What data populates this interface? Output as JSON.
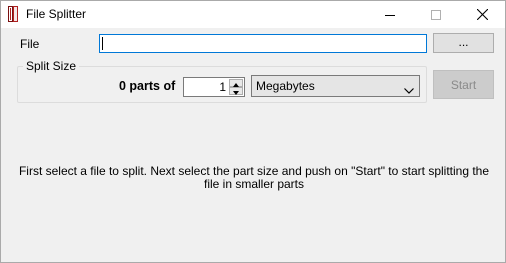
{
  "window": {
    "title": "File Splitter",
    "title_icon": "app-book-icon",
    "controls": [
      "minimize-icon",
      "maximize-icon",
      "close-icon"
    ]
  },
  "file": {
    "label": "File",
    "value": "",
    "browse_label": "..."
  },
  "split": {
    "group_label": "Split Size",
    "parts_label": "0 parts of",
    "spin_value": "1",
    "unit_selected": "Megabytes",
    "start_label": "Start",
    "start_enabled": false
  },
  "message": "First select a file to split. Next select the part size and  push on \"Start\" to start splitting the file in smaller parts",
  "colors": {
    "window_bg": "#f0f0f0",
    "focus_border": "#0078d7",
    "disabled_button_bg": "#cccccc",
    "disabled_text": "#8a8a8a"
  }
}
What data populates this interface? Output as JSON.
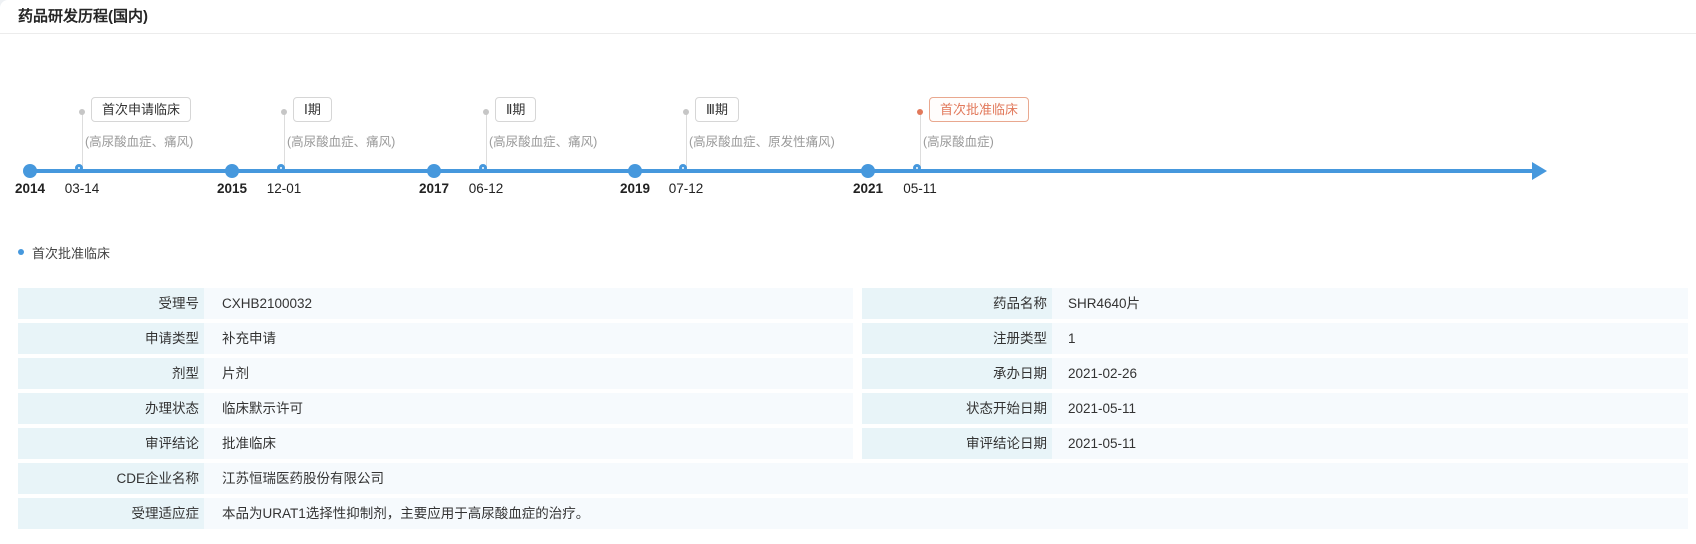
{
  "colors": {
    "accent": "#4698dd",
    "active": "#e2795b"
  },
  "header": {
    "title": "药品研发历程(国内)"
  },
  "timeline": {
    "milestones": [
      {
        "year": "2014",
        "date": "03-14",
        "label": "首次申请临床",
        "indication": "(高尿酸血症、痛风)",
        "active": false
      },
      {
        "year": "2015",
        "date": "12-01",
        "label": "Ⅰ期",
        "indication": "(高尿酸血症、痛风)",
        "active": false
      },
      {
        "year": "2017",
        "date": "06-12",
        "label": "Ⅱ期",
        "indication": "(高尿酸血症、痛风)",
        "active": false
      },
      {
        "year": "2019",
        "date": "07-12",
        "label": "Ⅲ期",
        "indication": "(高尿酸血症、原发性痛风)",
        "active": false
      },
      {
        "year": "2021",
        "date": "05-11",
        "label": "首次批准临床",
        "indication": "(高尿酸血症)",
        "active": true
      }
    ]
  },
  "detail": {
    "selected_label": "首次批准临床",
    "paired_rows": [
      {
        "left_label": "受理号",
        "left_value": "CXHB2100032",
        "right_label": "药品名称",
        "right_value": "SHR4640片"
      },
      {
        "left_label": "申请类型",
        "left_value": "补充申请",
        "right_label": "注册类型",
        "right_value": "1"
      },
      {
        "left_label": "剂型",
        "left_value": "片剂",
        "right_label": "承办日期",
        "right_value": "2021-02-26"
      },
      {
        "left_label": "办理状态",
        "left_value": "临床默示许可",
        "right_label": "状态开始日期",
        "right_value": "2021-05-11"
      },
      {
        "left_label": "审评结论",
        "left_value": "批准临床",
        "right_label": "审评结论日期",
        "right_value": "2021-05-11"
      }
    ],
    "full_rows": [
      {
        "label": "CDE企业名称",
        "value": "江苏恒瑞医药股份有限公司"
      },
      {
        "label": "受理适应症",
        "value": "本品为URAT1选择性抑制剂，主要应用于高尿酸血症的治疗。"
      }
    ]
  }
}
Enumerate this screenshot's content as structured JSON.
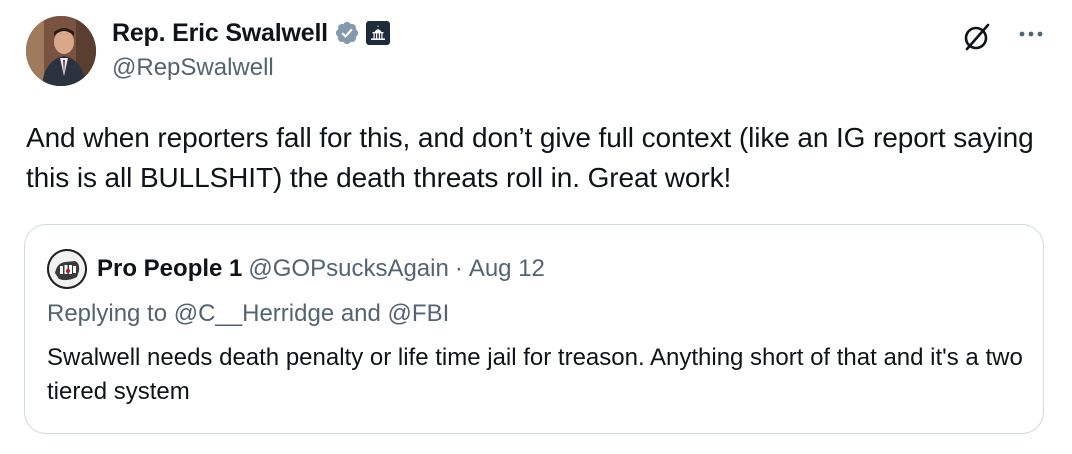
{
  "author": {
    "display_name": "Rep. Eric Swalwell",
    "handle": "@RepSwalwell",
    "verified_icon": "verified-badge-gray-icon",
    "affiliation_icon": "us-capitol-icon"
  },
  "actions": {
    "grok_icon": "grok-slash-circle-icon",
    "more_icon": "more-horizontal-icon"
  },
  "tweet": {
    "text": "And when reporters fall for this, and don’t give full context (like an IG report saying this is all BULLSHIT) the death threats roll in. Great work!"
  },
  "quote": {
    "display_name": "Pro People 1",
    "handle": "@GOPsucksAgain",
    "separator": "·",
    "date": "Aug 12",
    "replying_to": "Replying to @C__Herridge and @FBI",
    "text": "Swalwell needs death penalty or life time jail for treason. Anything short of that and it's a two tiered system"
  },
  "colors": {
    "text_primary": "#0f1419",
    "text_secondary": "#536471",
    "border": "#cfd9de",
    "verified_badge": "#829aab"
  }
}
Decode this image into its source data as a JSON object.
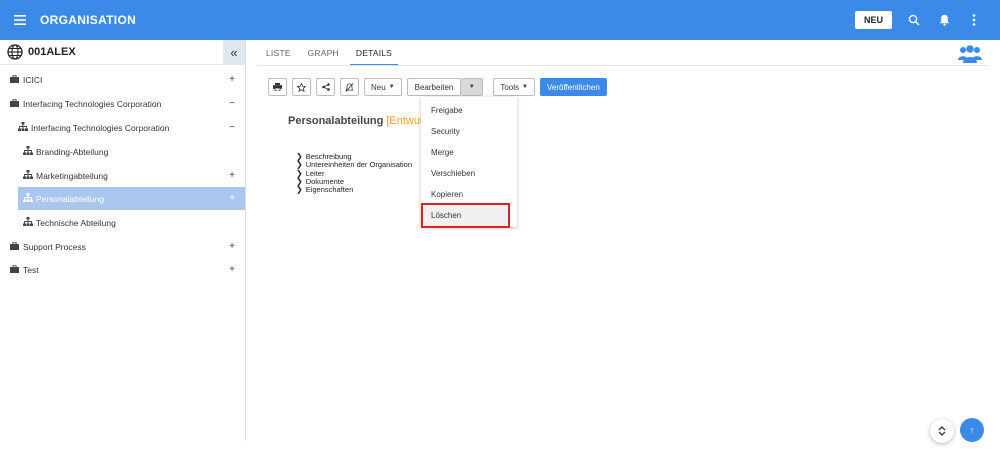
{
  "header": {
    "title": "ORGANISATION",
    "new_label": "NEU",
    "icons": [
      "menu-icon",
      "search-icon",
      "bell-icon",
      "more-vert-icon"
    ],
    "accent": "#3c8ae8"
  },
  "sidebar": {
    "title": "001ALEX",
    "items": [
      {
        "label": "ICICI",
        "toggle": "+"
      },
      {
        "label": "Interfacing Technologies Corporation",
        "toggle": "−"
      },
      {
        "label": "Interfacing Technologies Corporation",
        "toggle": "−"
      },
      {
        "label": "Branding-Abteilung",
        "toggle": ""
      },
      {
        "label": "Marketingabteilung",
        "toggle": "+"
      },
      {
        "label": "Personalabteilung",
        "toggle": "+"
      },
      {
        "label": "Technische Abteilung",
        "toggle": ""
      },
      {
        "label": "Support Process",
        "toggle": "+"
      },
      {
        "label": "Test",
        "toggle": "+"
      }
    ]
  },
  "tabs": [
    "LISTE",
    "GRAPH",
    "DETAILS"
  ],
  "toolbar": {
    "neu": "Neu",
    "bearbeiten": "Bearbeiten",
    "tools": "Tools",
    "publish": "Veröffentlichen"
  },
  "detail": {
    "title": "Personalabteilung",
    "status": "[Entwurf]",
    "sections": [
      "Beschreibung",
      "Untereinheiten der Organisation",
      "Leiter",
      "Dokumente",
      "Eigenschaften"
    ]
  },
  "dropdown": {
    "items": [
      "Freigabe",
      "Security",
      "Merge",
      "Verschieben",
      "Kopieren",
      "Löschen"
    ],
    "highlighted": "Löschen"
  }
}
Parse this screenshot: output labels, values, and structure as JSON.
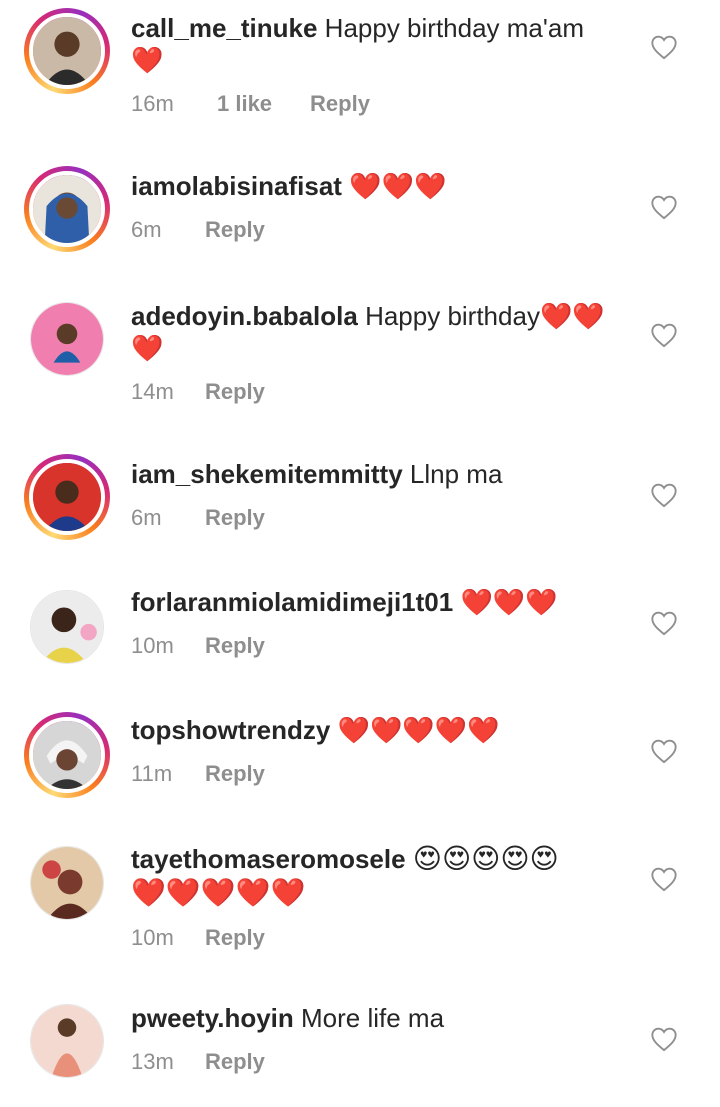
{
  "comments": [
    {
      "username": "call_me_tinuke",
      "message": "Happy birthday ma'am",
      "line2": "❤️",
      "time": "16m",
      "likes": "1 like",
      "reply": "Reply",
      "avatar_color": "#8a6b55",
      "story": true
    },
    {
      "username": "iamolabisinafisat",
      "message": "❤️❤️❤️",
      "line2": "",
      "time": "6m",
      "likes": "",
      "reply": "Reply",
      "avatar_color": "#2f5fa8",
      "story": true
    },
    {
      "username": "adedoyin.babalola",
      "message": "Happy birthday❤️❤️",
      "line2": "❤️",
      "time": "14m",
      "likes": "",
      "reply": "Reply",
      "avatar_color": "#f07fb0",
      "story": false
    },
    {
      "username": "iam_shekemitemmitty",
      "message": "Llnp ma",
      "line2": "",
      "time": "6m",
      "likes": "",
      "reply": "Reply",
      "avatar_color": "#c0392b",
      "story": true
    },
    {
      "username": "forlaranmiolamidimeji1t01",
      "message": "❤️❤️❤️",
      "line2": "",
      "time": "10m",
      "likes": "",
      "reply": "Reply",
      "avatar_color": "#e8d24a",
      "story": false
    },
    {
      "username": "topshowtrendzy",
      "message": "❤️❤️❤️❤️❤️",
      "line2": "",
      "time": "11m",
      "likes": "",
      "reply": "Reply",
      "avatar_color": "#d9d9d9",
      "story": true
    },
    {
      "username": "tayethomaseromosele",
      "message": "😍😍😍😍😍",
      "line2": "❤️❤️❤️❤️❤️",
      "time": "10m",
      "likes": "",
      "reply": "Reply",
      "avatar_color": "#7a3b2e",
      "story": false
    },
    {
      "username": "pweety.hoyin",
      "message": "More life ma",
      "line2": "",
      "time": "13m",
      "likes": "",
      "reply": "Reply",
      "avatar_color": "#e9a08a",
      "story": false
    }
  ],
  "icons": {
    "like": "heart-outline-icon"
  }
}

What to produce — Write out the material above once more, exactly as it reads, with no pictures.

Solution below —
What data populates this interface? Output as JSON.
{
  "window": {
    "title": "File Splitter",
    "title_icon": "app-book-icon",
    "controls": [
      "minimize-icon",
      "maximize-icon",
      "close-icon"
    ]
  },
  "file": {
    "label": "File",
    "value": "",
    "browse_label": "..."
  },
  "split": {
    "group_label": "Split Size",
    "parts_label": "0 parts of",
    "spin_value": "1",
    "unit_selected": "Megabytes",
    "start_label": "Start",
    "start_enabled": false
  },
  "message": "First select a file to split. Next select the part size and  push on \"Start\" to start splitting the file in smaller parts",
  "colors": {
    "window_bg": "#f0f0f0",
    "focus_border": "#0078d7",
    "disabled_button_bg": "#cccccc",
    "disabled_text": "#8a8a8a"
  }
}
What data populates this interface? Output as JSON.
{
  "colors": {
    "accent": "#4698dd",
    "active": "#e2795b"
  },
  "header": {
    "title": "药品研发历程(国内)"
  },
  "timeline": {
    "milestones": [
      {
        "year": "2014",
        "date": "03-14",
        "label": "首次申请临床",
        "indication": "(高尿酸血症、痛风)",
        "active": false
      },
      {
        "year": "2015",
        "date": "12-01",
        "label": "Ⅰ期",
        "indication": "(高尿酸血症、痛风)",
        "active": false
      },
      {
        "year": "2017",
        "date": "06-12",
        "label": "Ⅱ期",
        "indication": "(高尿酸血症、痛风)",
        "active": false
      },
      {
        "year": "2019",
        "date": "07-12",
        "label": "Ⅲ期",
        "indication": "(高尿酸血症、原发性痛风)",
        "active": false
      },
      {
        "year": "2021",
        "date": "05-11",
        "label": "首次批准临床",
        "indication": "(高尿酸血症)",
        "active": true
      }
    ]
  },
  "detail": {
    "selected_label": "首次批准临床",
    "paired_rows": [
      {
        "left_label": "受理号",
        "left_value": "CXHB2100032",
        "right_label": "药品名称",
        "right_value": "SHR4640片"
      },
      {
        "left_label": "申请类型",
        "left_value": "补充申请",
        "right_label": "注册类型",
        "right_value": "1"
      },
      {
        "left_label": "剂型",
        "left_value": "片剂",
        "right_label": "承办日期",
        "right_value": "2021-02-26"
      },
      {
        "left_label": "办理状态",
        "left_value": "临床默示许可",
        "right_label": "状态开始日期",
        "right_value": "2021-05-11"
      },
      {
        "left_label": "审评结论",
        "left_value": "批准临床",
        "right_label": "审评结论日期",
        "right_value": "2021-05-11"
      }
    ],
    "full_rows": [
      {
        "label": "CDE企业名称",
        "value": "江苏恒瑞医药股份有限公司"
      },
      {
        "label": "受理适应症",
        "value": "本品为URAT1选择性抑制剂，主要应用于高尿酸血症的治疗。"
      }
    ]
  }
}
Enumerate this screenshot's content as structured JSON.
{
  "author": {
    "display_name": "Rep. Eric Swalwell",
    "handle": "@RepSwalwell",
    "verified_icon": "verified-badge-gray-icon",
    "affiliation_icon": "us-capitol-icon"
  },
  "actions": {
    "grok_icon": "grok-slash-circle-icon",
    "more_icon": "more-horizontal-icon"
  },
  "tweet": {
    "text": "And when reporters fall for this, and don’t give full context (like an IG report saying this is all BULLSHIT) the death threats roll in. Great work!"
  },
  "quote": {
    "display_name": "Pro People 1",
    "handle": "@GOPsucksAgain",
    "separator": "·",
    "date": "Aug 12",
    "replying_to": "Replying to @C__Herridge and @FBI",
    "text": "Swalwell needs death penalty or life time jail for treason. Anything short of that and it's a two tiered system"
  },
  "colors": {
    "text_primary": "#0f1419",
    "text_secondary": "#536471",
    "border": "#cfd9de",
    "verified_badge": "#829aab"
  }
}
Decode this image into its source data as a JSON object.
{
  "header": {
    "title": "ORGANISATION",
    "new_label": "NEU",
    "icons": [
      "menu-icon",
      "search-icon",
      "bell-icon",
      "more-vert-icon"
    ],
    "accent": "#3c8ae8"
  },
  "sidebar": {
    "title": "001ALEX",
    "items": [
      {
        "label": "ICICI",
        "toggle": "+"
      },
      {
        "label": "Interfacing Technologies Corporation",
        "toggle": "−"
      },
      {
        "label": "Interfacing Technologies Corporation",
        "toggle": "−"
      },
      {
        "label": "Branding-Abteilung",
        "toggle": ""
      },
      {
        "label": "Marketingabteilung",
        "toggle": "+"
      },
      {
        "label": "Personalabteilung",
        "toggle": "+"
      },
      {
        "label": "Technische Abteilung",
        "toggle": ""
      },
      {
        "label": "Support Process",
        "toggle": "+"
      },
      {
        "label": "Test",
        "toggle": "+"
      }
    ]
  },
  "tabs": [
    "LISTE",
    "GRAPH",
    "DETAILS"
  ],
  "toolbar": {
    "neu": "Neu",
    "bearbeiten": "Bearbeiten",
    "tools": "Tools",
    "publish": "Veröffentlichen"
  },
  "detail": {
    "title": "Personalabteilung",
    "status": "[Entwurf]",
    "sections": [
      "Beschreibung",
      "Untereinheiten der Organisation",
      "Leiter",
      "Dokumente",
      "Eigenschaften"
    ]
  },
  "dropdown": {
    "items": [
      "Freigabe",
      "Security",
      "Merge",
      "Verschieben",
      "Kopieren",
      "Löschen"
    ],
    "highlighted": "Löschen"
  }
}
Parse this screenshot: output labels, values, and structure as JSON.
{
  "comments": [
    {
      "username": "call_me_tinuke",
      "message": "Happy birthday ma'am",
      "line2": "❤️",
      "time": "16m",
      "likes": "1 like",
      "reply": "Reply",
      "avatar_color": "#8a6b55",
      "story": true
    },
    {
      "username": "iamolabisinafisat",
      "message": "❤️❤️❤️",
      "line2": "",
      "time": "6m",
      "likes": "",
      "reply": "Reply",
      "avatar_color": "#2f5fa8",
      "story": true
    },
    {
      "username": "adedoyin.babalola",
      "message": "Happy birthday❤️❤️",
      "line2": "❤️",
      "time": "14m",
      "likes": "",
      "reply": "Reply",
      "avatar_color": "#f07fb0",
      "story": false
    },
    {
      "username": "iam_shekemitemmitty",
      "message": "Llnp ma",
      "line2": "",
      "time": "6m",
      "likes": "",
      "reply": "Reply",
      "avatar_color": "#c0392b",
      "story": true
    },
    {
      "username": "forlaranmiolamidimeji1t01",
      "message": "❤️❤️❤️",
      "line2": "",
      "time": "10m",
      "likes": "",
      "reply": "Reply",
      "avatar_color": "#e8d24a",
      "story": false
    },
    {
      "username": "topshowtrendzy",
      "message": "❤️❤️❤️❤️❤️",
      "line2": "",
      "time": "11m",
      "likes": "",
      "reply": "Reply",
      "avatar_color": "#d9d9d9",
      "story": true
    },
    {
      "username": "tayethomaseromosele",
      "message": "😍😍😍😍😍",
      "line2": "❤️❤️❤️❤️❤️",
      "time": "10m",
      "likes": "",
      "reply": "Reply",
      "avatar_color": "#7a3b2e",
      "story": false
    },
    {
      "username": "pweety.hoyin",
      "message": "More life ma",
      "line2": "",
      "time": "13m",
      "likes": "",
      "reply": "Reply",
      "avatar_color": "#e9a08a",
      "story": false
    }
  ],
  "icons": {
    "like": "heart-outline-icon"
  }
}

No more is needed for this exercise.